Exercise directions:
Reproduce the listing below verbatim, from the line with "sidebar-item-layers[interactable]: [0, 0, 42, 40]" to the line with "storage-icon: [294, 341, 307, 354]", including both of those lines.
## start Material provided
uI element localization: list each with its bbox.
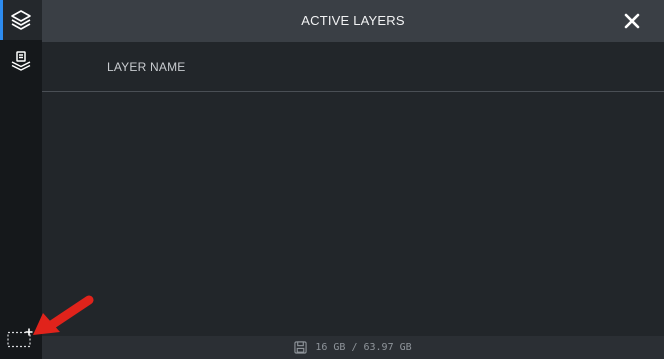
sidebar-item-layers[interactable]: [0, 0, 42, 40]
close-icon: [624, 13, 640, 29]
panel-header: ACTIVE LAYERS: [42, 0, 664, 42]
layers-icon: [11, 10, 31, 30]
status-bar: 16 GB / 63.97 GB: [42, 336, 664, 359]
table-header: LAYER NAME: [42, 42, 664, 92]
page-title: ACTIVE LAYERS: [301, 13, 405, 28]
storage-icon: [294, 341, 307, 354]
storage-usage: 16 GB / 63.97 GB: [315, 342, 412, 353]
active-layers-window: ACTIVE LAYERS LAYER NAME 16 GB / 63.97 G…: [0, 0, 664, 359]
sidebar-item-layer-export[interactable]: [0, 42, 42, 82]
column-header-layer-name: LAYER NAME: [107, 60, 186, 74]
annotation-arrow: [33, 295, 94, 335]
layer-list: [42, 92, 664, 336]
close-button[interactable]: [622, 11, 642, 31]
layer-export-icon: [11, 51, 31, 71]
## end Material provided
Task output:
sidebar-item-layers[interactable]: [0, 0, 42, 40]
close-icon: [624, 13, 640, 29]
panel-header: ACTIVE LAYERS: [42, 0, 664, 42]
layers-icon: [11, 10, 31, 30]
status-bar: 16 GB / 63.97 GB: [42, 336, 664, 359]
table-header: LAYER NAME: [42, 42, 664, 92]
page-title: ACTIVE LAYERS: [301, 13, 405, 28]
storage-icon: [294, 341, 307, 354]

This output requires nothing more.